*Instructions to follow*. Reproduce the records below line for line, with no changes, but leave out the pictures.
[start of Provided records]
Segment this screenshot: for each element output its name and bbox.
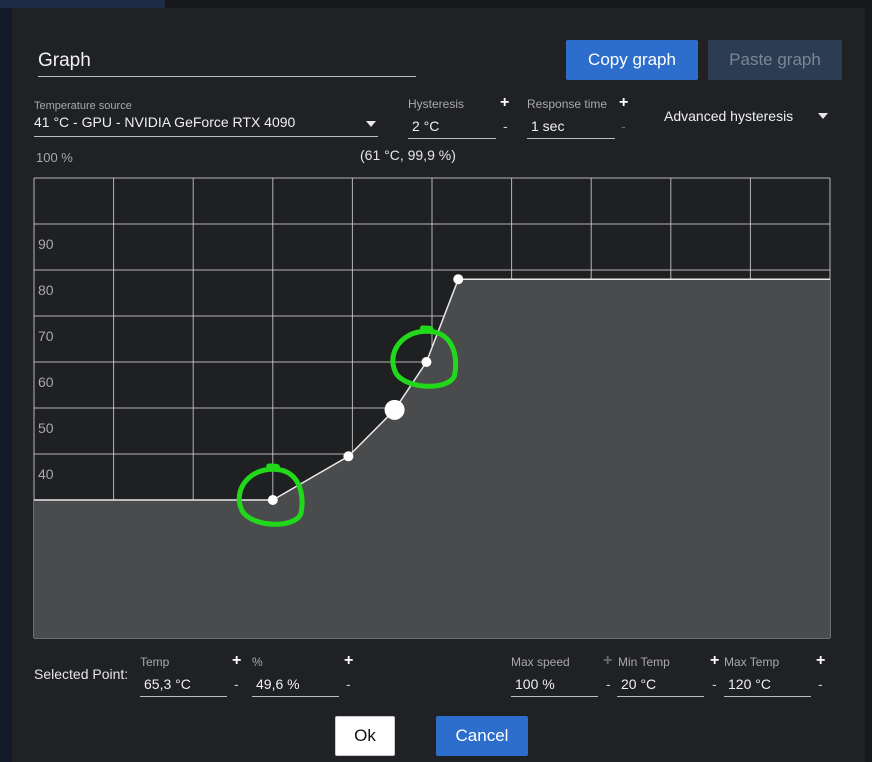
response-time-plus-button[interactable]: + [619,94,628,112]
y-tick-label: 90 [38,236,54,252]
percent-value: 49,6 % [256,676,300,692]
cancel-button[interactable]: Cancel [436,716,528,756]
y-axis-top-label: 100 % [36,150,73,165]
graph-title-field[interactable]: Graph [38,46,416,77]
temp-input[interactable]: 65,3 °C [140,672,227,697]
max-speed-value: 100 % [515,676,555,692]
background-strip [0,0,12,762]
paste-graph-button[interactable]: Paste graph [708,40,842,80]
temp-label: Temp [140,655,170,669]
graph-dialog: Graph Copy graph Paste graph Temperature… [12,8,865,762]
min-temp-label: Min Temp [618,655,670,669]
dropdown-caret-icon [366,121,376,127]
temp-value: 65,3 °C [144,676,191,692]
min-temp-input[interactable]: 20 °C [617,672,704,697]
hover-readout: (61 °C, 99,9 %) [360,147,456,163]
y-tick-label: 80 [38,282,54,298]
hysteresis-label: Hysteresis [408,97,465,111]
control-point[interactable] [453,274,464,285]
y-tick-label: 70 [38,328,54,344]
temp-minus-button[interactable]: - [234,676,239,692]
max-temp-value: 120 °C [728,676,771,692]
response-time-value: 1 sec [531,118,565,134]
background-accent [0,0,165,8]
response-time-minus-button[interactable]: - [621,118,626,134]
hysteresis-minus-button[interactable]: - [503,118,508,134]
min-temp-plus-button[interactable]: + [710,652,719,670]
hysteresis-input[interactable]: 2 °C [408,114,496,139]
y-tick-label: 60 [38,374,54,390]
response-time-label: Response time [527,97,608,111]
control-point[interactable] [267,495,278,505]
temperature-source-label: Temperature source [34,100,132,112]
temperature-source-value: 41 °C - GPU - NVIDIA GeForce RTX 4090 [34,114,296,130]
min-temp-value: 20 °C [621,676,657,692]
selected-point-label: Selected Point: [34,666,129,682]
max-temp-minus-button[interactable]: - [818,676,823,692]
min-temp-minus-button[interactable]: - [712,676,717,692]
hysteresis-plus-button[interactable]: + [500,94,509,112]
max-temp-plus-button[interactable]: + [816,652,825,670]
control-point[interactable] [343,451,354,462]
hysteresis-value: 2 °C [412,118,440,134]
max-speed-label: Max speed [511,655,570,669]
y-tick-label: 50 [38,420,54,436]
response-time-input[interactable]: 1 sec [527,114,615,139]
temp-plus-button[interactable]: + [232,652,241,670]
selected-control-point[interactable] [384,399,405,420]
percent-input[interactable]: 49,6 % [252,672,339,697]
max-speed-minus-button[interactable]: - [606,676,611,692]
y-tick-label: 40 [38,466,54,482]
chevron-down-icon [818,113,828,119]
percent-label: % [252,655,263,669]
advanced-hysteresis-label: Advanced hysteresis [664,108,794,124]
ok-button[interactable]: Ok [335,716,395,756]
control-point[interactable] [421,357,432,367]
copy-graph-button[interactable]: Copy graph [566,40,698,80]
temperature-source-select[interactable]: 41 °C - GPU - NVIDIA GeForce RTX 4090 [34,112,378,137]
max-speed-input[interactable]: 100 % [511,672,598,697]
max-temp-input[interactable]: 120 °C [724,672,811,697]
advanced-hysteresis-toggle[interactable]: Advanced hysteresis [664,106,834,126]
percent-plus-button[interactable]: + [344,652,353,670]
max-speed-plus-button[interactable]: + [603,652,612,670]
max-temp-label: Max Temp [724,655,780,669]
percent-minus-button[interactable]: - [346,676,351,692]
fan-curve-chart[interactable]: 908070605040302010030405060708090100110 … [32,170,832,640]
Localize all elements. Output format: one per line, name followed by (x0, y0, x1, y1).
[end of Provided records]
*Solution for this task*.
Segment this screenshot: for each element output its name and bbox.
response-time-plus-button[interactable]: + [619,94,628,112]
y-tick-label: 90 [38,236,54,252]
percent-value: 49,6 % [256,676,300,692]
cancel-button[interactable]: Cancel [436,716,528,756]
y-axis-top-label: 100 % [36,150,73,165]
graph-title-field[interactable]: Graph [38,46,416,77]
temp-input[interactable]: 65,3 °C [140,672,227,697]
max-speed-value: 100 % [515,676,555,692]
background-strip [0,0,12,762]
paste-graph-button[interactable]: Paste graph [708,40,842,80]
temp-label: Temp [140,655,170,669]
graph-dialog: Graph Copy graph Paste graph Temperature… [12,8,865,762]
min-temp-label: Min Temp [618,655,670,669]
dropdown-caret-icon [366,121,376,127]
temp-value: 65,3 °C [144,676,191,692]
min-temp-input[interactable]: 20 °C [617,672,704,697]
hover-readout: (61 °C, 99,9 %) [360,147,456,163]
y-tick-label: 80 [38,282,54,298]
hysteresis-label: Hysteresis [408,97,465,111]
control-point[interactable] [453,274,464,285]
y-tick-label: 70 [38,328,54,344]
temp-minus-button[interactable]: - [234,676,239,692]
max-temp-value: 120 °C [728,676,771,692]
response-time-value: 1 sec [531,118,565,134]
background-accent [0,0,165,8]
response-time-minus-button[interactable]: - [621,118,626,134]
hysteresis-minus-button[interactable]: - [503,118,508,134]
min-temp-plus-button[interactable]: + [710,652,719,670]
hysteresis-input[interactable]: 2 °C [408,114,496,139]
y-tick-label: 60 [38,374,54,390]
response-time-label: Response time [527,97,608,111]
control-point[interactable] [267,495,278,505]
temperature-source-label: Temperature source [34,100,132,112]
temperature-source-value: 41 °C - GPU - NVIDIA GeForce RTX 4090 [34,114,296,130]
min-temp-value: 20 °C [621,676,657,692]
selected-point-label: Selected Point: [34,666,129,682]
max-temp-minus-button[interactable]: - [818,676,823,692]
min-temp-minus-button[interactable]: - [712,676,717,692]
hysteresis-plus-button[interactable]: + [500,94,509,112]
max-temp-plus-button[interactable]: + [816,652,825,670]
control-point[interactable] [343,451,354,462]
hysteresis-value: 2 °C [412,118,440,134]
max-speed-label: Max speed [511,655,570,669]
y-tick-label: 50 [38,420,54,436]
response-time-input[interactable]: 1 sec [527,114,615,139]
temp-plus-button[interactable]: + [232,652,241,670]
selected-control-point[interactable] [384,399,405,420]
percent-input[interactable]: 49,6 % [252,672,339,697]
max-speed-minus-button[interactable]: - [606,676,611,692]
y-tick-label: 40 [38,466,54,482]
chevron-down-icon [818,113,828,119]
percent-label: % [252,655,263,669]
advanced-hysteresis-label: Advanced hysteresis [664,108,794,124]
ok-button[interactable]: Ok [335,716,395,756]
control-point[interactable] [421,357,432,367]
copy-graph-button[interactable]: Copy graph [566,40,698,80]
temperature-source-select[interactable]: 41 °C - GPU - NVIDIA GeForce RTX 4090 [34,112,378,137]
max-speed-input[interactable]: 100 % [511,672,598,697]
max-temp-input[interactable]: 120 °C [724,672,811,697]
advanced-hysteresis-toggle[interactable]: Advanced hysteresis [664,106,834,126]
percent-plus-button[interactable]: + [344,652,353,670]
max-speed-plus-button[interactable]: + [603,652,612,670]
max-temp-label: Max Temp [724,655,780,669]
percent-minus-button[interactable]: - [346,676,351,692]
fan-curve-chart[interactable]: 908070605040302010030405060708090100110 … [32,170,832,640]
Localize all elements. Output format: one per line, name followed by (x0, y0, x1, y1).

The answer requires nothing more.